Collected data:
##########
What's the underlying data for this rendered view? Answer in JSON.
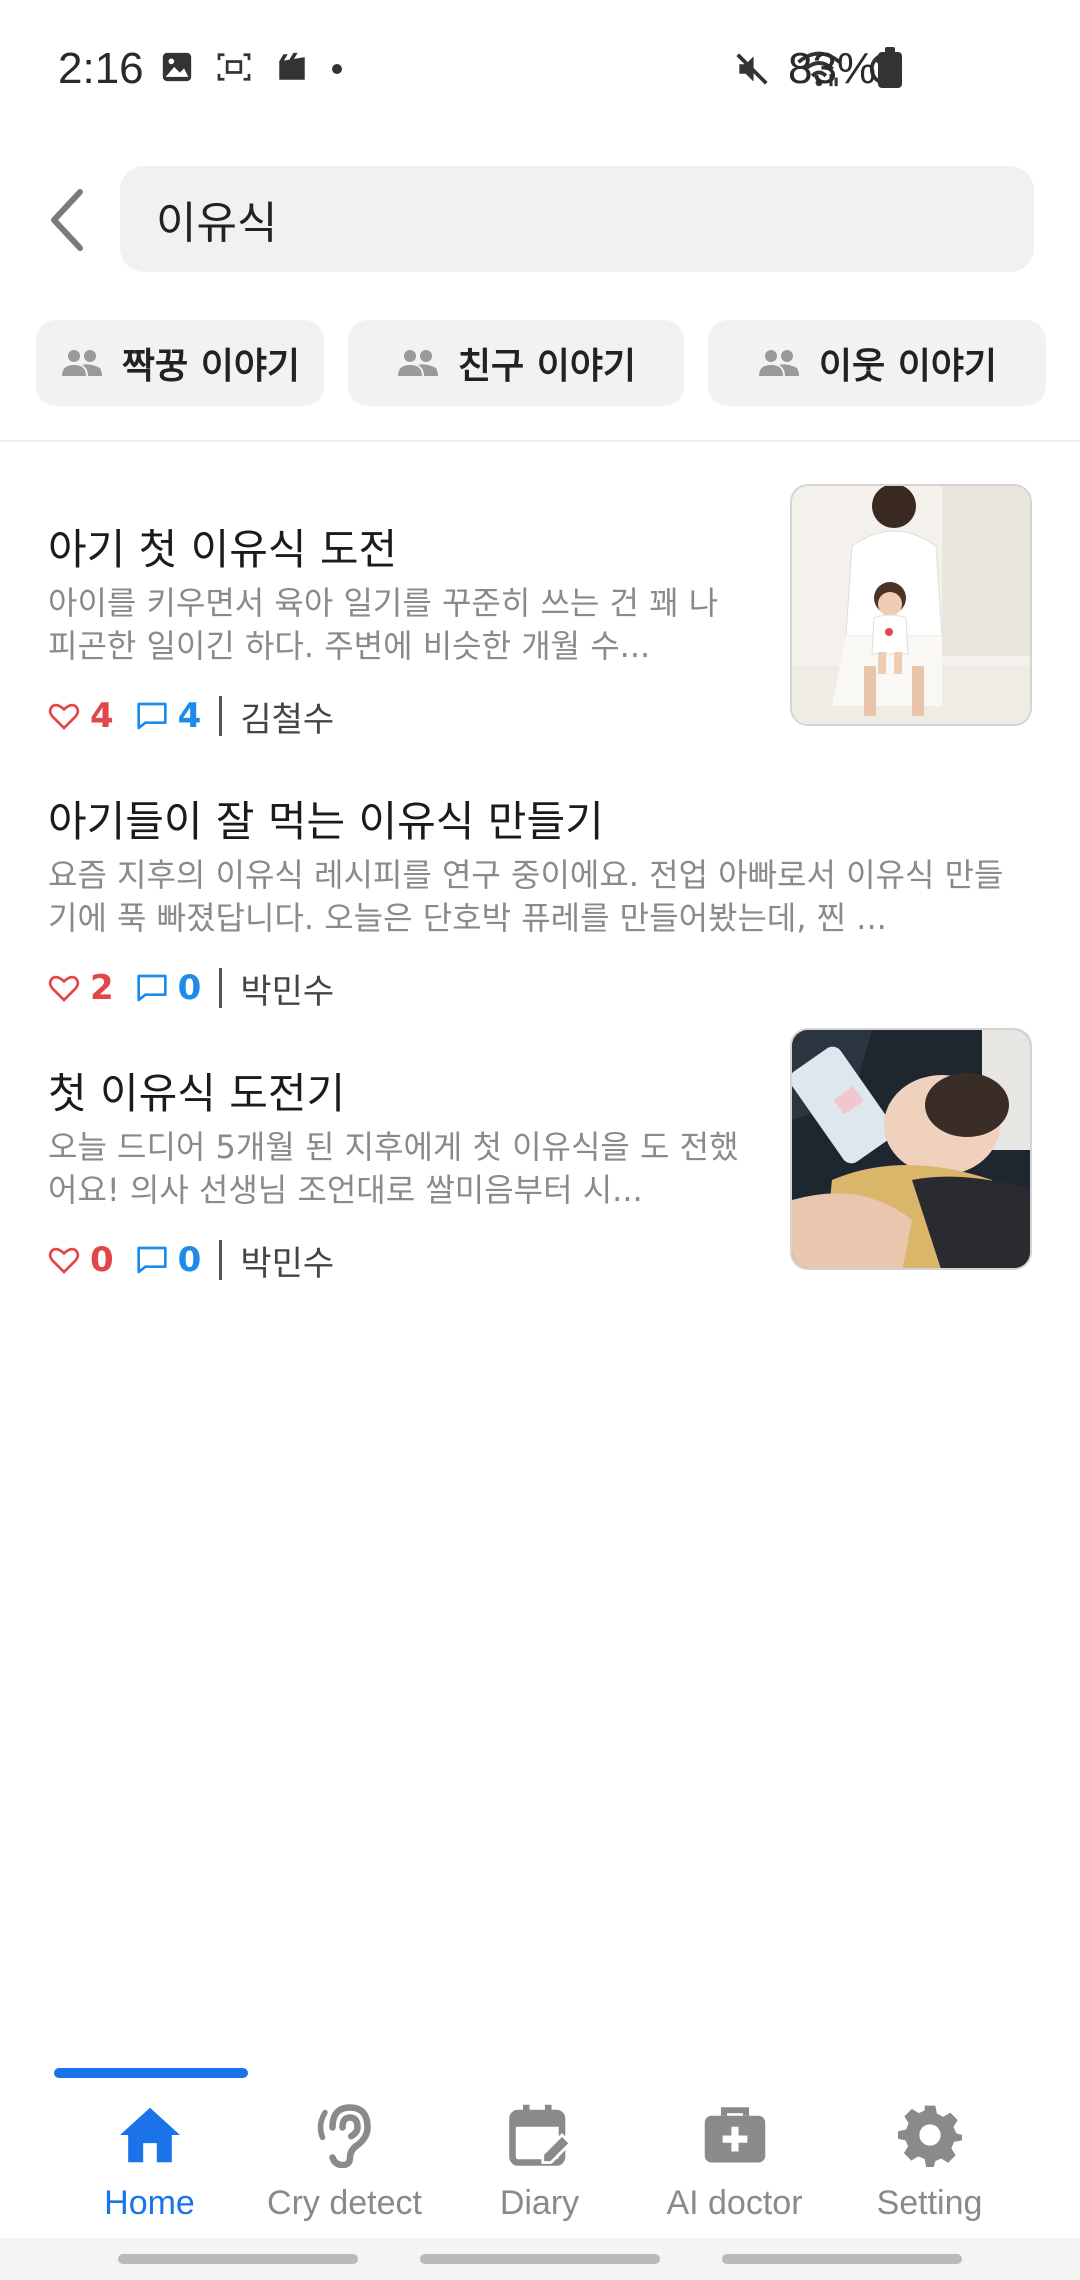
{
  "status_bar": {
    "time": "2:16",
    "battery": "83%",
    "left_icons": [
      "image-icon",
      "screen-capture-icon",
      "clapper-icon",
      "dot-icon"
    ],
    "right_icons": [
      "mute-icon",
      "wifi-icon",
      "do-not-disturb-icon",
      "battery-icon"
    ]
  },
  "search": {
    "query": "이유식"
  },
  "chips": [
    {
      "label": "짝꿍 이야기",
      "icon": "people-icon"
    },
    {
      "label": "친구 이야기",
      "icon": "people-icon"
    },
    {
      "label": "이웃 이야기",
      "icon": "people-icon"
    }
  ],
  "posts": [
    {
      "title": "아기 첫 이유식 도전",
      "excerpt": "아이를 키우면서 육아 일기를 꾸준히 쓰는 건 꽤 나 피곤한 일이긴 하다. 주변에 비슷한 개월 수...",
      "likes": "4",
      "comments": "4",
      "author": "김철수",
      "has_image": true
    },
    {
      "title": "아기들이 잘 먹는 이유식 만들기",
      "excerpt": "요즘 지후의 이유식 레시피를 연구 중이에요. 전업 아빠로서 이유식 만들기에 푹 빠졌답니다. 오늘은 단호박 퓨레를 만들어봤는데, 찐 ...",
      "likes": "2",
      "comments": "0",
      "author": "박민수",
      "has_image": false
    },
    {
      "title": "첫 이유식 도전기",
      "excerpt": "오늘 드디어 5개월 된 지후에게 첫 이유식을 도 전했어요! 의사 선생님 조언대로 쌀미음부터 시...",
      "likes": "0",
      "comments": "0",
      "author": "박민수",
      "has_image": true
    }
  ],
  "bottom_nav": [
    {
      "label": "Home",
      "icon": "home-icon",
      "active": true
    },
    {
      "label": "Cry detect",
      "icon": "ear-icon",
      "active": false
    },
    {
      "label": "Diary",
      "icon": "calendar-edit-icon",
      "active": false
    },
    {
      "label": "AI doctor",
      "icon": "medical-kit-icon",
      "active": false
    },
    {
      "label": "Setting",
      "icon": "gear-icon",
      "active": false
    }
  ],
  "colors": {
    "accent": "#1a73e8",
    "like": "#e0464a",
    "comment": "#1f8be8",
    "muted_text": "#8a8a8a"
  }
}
##########
#### STATED PROBLEM:
The data above should be repeated exactly, minus any pictures.

#### EXERCISE ANSWER:
What's the underlying data for this rendered view? Answer in JSON.
{
  "status_bar": {
    "time": "2:16",
    "battery": "83%",
    "left_icons": [
      "image-icon",
      "screen-capture-icon",
      "clapper-icon",
      "dot-icon"
    ],
    "right_icons": [
      "mute-icon",
      "wifi-icon",
      "do-not-disturb-icon",
      "battery-icon"
    ]
  },
  "search": {
    "query": "이유식"
  },
  "chips": [
    {
      "label": "짝꿍 이야기",
      "icon": "people-icon"
    },
    {
      "label": "친구 이야기",
      "icon": "people-icon"
    },
    {
      "label": "이웃 이야기",
      "icon": "people-icon"
    }
  ],
  "posts": [
    {
      "title": "아기 첫 이유식 도전",
      "excerpt": "아이를 키우면서 육아 일기를 꾸준히 쓰는 건 꽤 나 피곤한 일이긴 하다. 주변에 비슷한 개월 수...",
      "likes": "4",
      "comments": "4",
      "author": "김철수",
      "has_image": true
    },
    {
      "title": "아기들이 잘 먹는 이유식 만들기",
      "excerpt": "요즘 지후의 이유식 레시피를 연구 중이에요. 전업 아빠로서 이유식 만들기에 푹 빠졌답니다. 오늘은 단호박 퓨레를 만들어봤는데, 찐 ...",
      "likes": "2",
      "comments": "0",
      "author": "박민수",
      "has_image": false
    },
    {
      "title": "첫 이유식 도전기",
      "excerpt": "오늘 드디어 5개월 된 지후에게 첫 이유식을 도 전했어요! 의사 선생님 조언대로 쌀미음부터 시...",
      "likes": "0",
      "comments": "0",
      "author": "박민수",
      "has_image": true
    }
  ],
  "bottom_nav": [
    {
      "label": "Home",
      "icon": "home-icon",
      "active": true
    },
    {
      "label": "Cry detect",
      "icon": "ear-icon",
      "active": false
    },
    {
      "label": "Diary",
      "icon": "calendar-edit-icon",
      "active": false
    },
    {
      "label": "AI doctor",
      "icon": "medical-kit-icon",
      "active": false
    },
    {
      "label": "Setting",
      "icon": "gear-icon",
      "active": false
    }
  ],
  "colors": {
    "accent": "#1a73e8",
    "like": "#e0464a",
    "comment": "#1f8be8",
    "muted_text": "#8a8a8a"
  }
}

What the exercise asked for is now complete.